SHORT TASK - Output the data below in full, byte for byte. Nothing may differ.

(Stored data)
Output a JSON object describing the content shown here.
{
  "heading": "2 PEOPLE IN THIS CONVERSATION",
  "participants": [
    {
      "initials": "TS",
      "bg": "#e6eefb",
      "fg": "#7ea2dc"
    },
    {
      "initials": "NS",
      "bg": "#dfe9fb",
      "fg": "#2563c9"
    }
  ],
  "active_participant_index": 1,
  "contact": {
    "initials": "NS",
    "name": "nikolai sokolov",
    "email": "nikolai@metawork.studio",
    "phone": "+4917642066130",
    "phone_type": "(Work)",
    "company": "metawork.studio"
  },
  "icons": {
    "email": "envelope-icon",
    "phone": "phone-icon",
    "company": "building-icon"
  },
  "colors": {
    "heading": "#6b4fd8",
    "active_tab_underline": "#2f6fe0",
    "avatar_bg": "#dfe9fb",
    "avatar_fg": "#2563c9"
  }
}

COMPLETE RESPONSE -
Output a JSON object describing the content shown here.
{
  "heading": "2 PEOPLE IN THIS CONVERSATION",
  "participants": [
    {
      "initials": "TS",
      "bg": "#e6eefb",
      "fg": "#7ea2dc"
    },
    {
      "initials": "NS",
      "bg": "#dfe9fb",
      "fg": "#2563c9"
    }
  ],
  "active_participant_index": 1,
  "contact": {
    "initials": "NS",
    "name": "nikolai sokolov",
    "email": "nikolai@metawork.studio",
    "phone": "+4917642066130",
    "phone_type": "(Work)",
    "company": "metawork.studio"
  },
  "icons": {
    "email": "envelope-icon",
    "phone": "phone-icon",
    "company": "building-icon"
  },
  "colors": {
    "heading": "#6b4fd8",
    "active_tab_underline": "#2f6fe0",
    "avatar_bg": "#dfe9fb",
    "avatar_fg": "#2563c9"
  }
}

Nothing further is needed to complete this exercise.